* [Exercise prompt]:
Give the data below again, word for word.

Stored data entries:
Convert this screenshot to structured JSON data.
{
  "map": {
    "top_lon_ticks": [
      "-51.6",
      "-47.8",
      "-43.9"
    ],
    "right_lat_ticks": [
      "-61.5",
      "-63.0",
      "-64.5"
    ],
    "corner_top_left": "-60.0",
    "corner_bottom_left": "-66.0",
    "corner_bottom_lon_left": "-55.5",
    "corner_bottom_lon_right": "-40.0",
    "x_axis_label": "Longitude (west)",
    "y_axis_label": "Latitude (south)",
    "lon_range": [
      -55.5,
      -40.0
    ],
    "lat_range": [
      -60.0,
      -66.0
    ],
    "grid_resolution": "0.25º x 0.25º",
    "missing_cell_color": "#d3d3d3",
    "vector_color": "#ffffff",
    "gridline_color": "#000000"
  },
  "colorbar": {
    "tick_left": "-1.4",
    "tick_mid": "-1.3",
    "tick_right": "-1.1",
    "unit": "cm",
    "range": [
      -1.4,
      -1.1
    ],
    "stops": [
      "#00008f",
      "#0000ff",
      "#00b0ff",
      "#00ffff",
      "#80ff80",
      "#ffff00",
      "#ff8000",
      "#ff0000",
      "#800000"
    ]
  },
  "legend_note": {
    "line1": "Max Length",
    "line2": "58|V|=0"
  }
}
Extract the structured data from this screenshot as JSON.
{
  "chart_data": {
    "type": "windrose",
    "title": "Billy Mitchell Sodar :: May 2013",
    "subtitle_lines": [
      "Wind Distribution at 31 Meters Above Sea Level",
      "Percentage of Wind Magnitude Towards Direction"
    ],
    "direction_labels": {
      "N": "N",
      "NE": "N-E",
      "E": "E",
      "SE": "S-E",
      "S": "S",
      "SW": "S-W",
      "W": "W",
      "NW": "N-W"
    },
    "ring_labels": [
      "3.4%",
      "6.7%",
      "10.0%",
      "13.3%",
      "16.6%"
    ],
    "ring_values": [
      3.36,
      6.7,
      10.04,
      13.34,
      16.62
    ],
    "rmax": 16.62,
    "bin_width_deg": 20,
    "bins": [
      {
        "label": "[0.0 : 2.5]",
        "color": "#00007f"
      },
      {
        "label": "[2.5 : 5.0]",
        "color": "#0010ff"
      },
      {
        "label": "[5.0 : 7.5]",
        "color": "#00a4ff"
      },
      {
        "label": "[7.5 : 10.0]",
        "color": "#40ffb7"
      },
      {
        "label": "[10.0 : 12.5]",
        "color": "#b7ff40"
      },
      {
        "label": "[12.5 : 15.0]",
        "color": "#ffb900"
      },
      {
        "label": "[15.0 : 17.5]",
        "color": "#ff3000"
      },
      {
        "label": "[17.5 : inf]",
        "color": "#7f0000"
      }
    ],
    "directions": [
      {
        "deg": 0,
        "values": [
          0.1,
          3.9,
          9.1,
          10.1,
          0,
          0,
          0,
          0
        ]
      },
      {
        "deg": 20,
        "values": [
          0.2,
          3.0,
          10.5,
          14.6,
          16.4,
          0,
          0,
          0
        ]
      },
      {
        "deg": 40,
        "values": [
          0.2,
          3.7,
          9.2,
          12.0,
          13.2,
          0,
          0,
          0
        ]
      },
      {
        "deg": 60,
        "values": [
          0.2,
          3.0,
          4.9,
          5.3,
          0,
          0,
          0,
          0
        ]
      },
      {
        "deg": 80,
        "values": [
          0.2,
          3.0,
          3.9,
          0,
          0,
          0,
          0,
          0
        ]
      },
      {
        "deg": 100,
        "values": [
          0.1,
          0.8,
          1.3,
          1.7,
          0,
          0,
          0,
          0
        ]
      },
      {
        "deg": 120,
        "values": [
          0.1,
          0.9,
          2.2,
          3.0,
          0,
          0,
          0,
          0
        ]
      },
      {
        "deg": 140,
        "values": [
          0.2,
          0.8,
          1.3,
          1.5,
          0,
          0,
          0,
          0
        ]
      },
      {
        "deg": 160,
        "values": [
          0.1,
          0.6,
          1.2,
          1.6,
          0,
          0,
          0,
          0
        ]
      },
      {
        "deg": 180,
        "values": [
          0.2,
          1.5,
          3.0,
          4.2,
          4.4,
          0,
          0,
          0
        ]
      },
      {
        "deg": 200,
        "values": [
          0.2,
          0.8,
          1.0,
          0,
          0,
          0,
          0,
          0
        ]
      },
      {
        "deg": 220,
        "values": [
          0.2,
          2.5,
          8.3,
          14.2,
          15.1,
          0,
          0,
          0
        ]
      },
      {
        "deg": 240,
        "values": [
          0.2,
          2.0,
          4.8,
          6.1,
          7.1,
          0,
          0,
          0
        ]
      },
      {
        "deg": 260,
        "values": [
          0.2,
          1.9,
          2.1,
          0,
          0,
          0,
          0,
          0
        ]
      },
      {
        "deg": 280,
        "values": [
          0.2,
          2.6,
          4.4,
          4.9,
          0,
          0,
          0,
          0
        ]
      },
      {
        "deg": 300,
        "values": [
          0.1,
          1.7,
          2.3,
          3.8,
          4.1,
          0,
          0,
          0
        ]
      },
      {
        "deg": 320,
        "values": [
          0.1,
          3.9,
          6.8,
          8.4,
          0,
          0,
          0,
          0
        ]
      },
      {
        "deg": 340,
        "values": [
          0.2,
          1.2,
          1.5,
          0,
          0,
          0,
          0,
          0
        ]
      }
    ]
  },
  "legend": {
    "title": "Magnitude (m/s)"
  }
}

* [Task answer]:
Convert this screenshot to structured JSON data.
{
  "map": {
    "top_lon_ticks": [
      "-51.6",
      "-47.8",
      "-43.9"
    ],
    "right_lat_ticks": [
      "-61.5",
      "-63.0",
      "-64.5"
    ],
    "corner_top_left": "-60.0",
    "corner_bottom_left": "-66.0",
    "corner_bottom_lon_left": "-55.5",
    "corner_bottom_lon_right": "-40.0",
    "x_axis_label": "Longitude (west)",
    "y_axis_label": "Latitude (south)",
    "lon_range": [
      -55.5,
      -40.0
    ],
    "lat_range": [
      -60.0,
      -66.0
    ],
    "grid_resolution": "0.25º x 0.25º",
    "missing_cell_color": "#d3d3d3",
    "vector_color": "#ffffff",
    "gridline_color": "#000000"
  },
  "colorbar": {
    "tick_left": "-1.4",
    "tick_mid": "-1.3",
    "tick_right": "-1.1",
    "unit": "cm",
    "range": [
      -1.4,
      -1.1
    ],
    "stops": [
      "#00008f",
      "#0000ff",
      "#00b0ff",
      "#00ffff",
      "#80ff80",
      "#ffff00",
      "#ff8000",
      "#ff0000",
      "#800000"
    ]
  },
  "legend_note": {
    "line1": "Max Length",
    "line2": "58|V|=0"
  }
}
Extract the structured data from this screenshot as JSON.
{
  "chart_data": {
    "type": "windrose",
    "title": "Billy Mitchell Sodar :: May 2013",
    "subtitle_lines": [
      "Wind Distribution at 31 Meters Above Sea Level",
      "Percentage of Wind Magnitude Towards Direction"
    ],
    "direction_labels": {
      "N": "N",
      "NE": "N-E",
      "E": "E",
      "SE": "S-E",
      "S": "S",
      "SW": "S-W",
      "W": "W",
      "NW": "N-W"
    },
    "ring_labels": [
      "3.4%",
      "6.7%",
      "10.0%",
      "13.3%",
      "16.6%"
    ],
    "ring_values": [
      3.36,
      6.7,
      10.04,
      13.34,
      16.62
    ],
    "rmax": 16.62,
    "bin_width_deg": 20,
    "bins": [
      {
        "label": "[0.0 : 2.5]",
        "color": "#00007f"
      },
      {
        "label": "[2.5 : 5.0]",
        "color": "#0010ff"
      },
      {
        "label": "[5.0 : 7.5]",
        "color": "#00a4ff"
      },
      {
        "label": "[7.5 : 10.0]",
        "color": "#40ffb7"
      },
      {
        "label": "[10.0 : 12.5]",
        "color": "#b7ff40"
      },
      {
        "label": "[12.5 : 15.0]",
        "color": "#ffb900"
      },
      {
        "label": "[15.0 : 17.5]",
        "color": "#ff3000"
      },
      {
        "label": "[17.5 : inf]",
        "color": "#7f0000"
      }
    ],
    "directions": [
      {
        "deg": 0,
        "values": [
          0.1,
          3.9,
          9.1,
          10.1,
          0,
          0,
          0,
          0
        ]
      },
      {
        "deg": 20,
        "values": [
          0.2,
          3.0,
          10.5,
          14.6,
          16.4,
          0,
          0,
          0
        ]
      },
      {
        "deg": 40,
        "values": [
          0.2,
          3.7,
          9.2,
          12.0,
          13.2,
          0,
          0,
          0
        ]
      },
      {
        "deg": 60,
        "values": [
          0.2,
          3.0,
          4.9,
          5.3,
          0,
          0,
          0,
          0
        ]
      },
      {
        "deg": 80,
        "values": [
          0.2,
          3.0,
          3.9,
          0,
          0,
          0,
          0,
          0
        ]
      },
      {
        "deg": 100,
        "values": [
          0.1,
          0.8,
          1.3,
          1.7,
          0,
          0,
          0,
          0
        ]
      },
      {
        "deg": 120,
        "values": [
          0.1,
          0.9,
          2.2,
          3.0,
          0,
          0,
          0,
          0
        ]
      },
      {
        "deg": 140,
        "values": [
          0.2,
          0.8,
          1.3,
          1.5,
          0,
          0,
          0,
          0
        ]
      },
      {
        "deg": 160,
        "values": [
          0.1,
          0.6,
          1.2,
          1.6,
          0,
          0,
          0,
          0
        ]
      },
      {
        "deg": 180,
        "values": [
          0.2,
          1.5,
          3.0,
          4.2,
          4.4,
          0,
          0,
          0
        ]
      },
      {
        "deg": 200,
        "values": [
          0.2,
          0.8,
          1.0,
          0,
          0,
          0,
          0,
          0
        ]
      },
      {
        "deg": 220,
        "values": [
          0.2,
          2.5,
          8.3,
          14.2,
          15.1,
          0,
          0,
          0
        ]
      },
      {
        "deg": 240,
        "values": [
          0.2,
          2.0,
          4.8,
          6.1,
          7.1,
          0,
          0,
          0
        ]
      },
      {
        "deg": 260,
        "values": [
          0.2,
          1.9,
          2.1,
          0,
          0,
          0,
          0,
          0
        ]
      },
      {
        "deg": 280,
        "values": [
          0.2,
          2.6,
          4.4,
          4.9,
          0,
          0,
          0,
          0
        ]
      },
      {
        "deg": 300,
        "values": [
          0.1,
          1.7,
          2.3,
          3.8,
          4.1,
          0,
          0,
          0
        ]
      },
      {
        "deg": 320,
        "values": [
          0.1,
          3.9,
          6.8,
          8.4,
          0,
          0,
          0,
          0
        ]
      },
      {
        "deg": 340,
        "values": [
          0.2,
          1.2,
          1.5,
          0,
          0,
          0,
          0,
          0
        ]
      }
    ]
  },
  "legend": {
    "title": "Magnitude (m/s)"
  }
}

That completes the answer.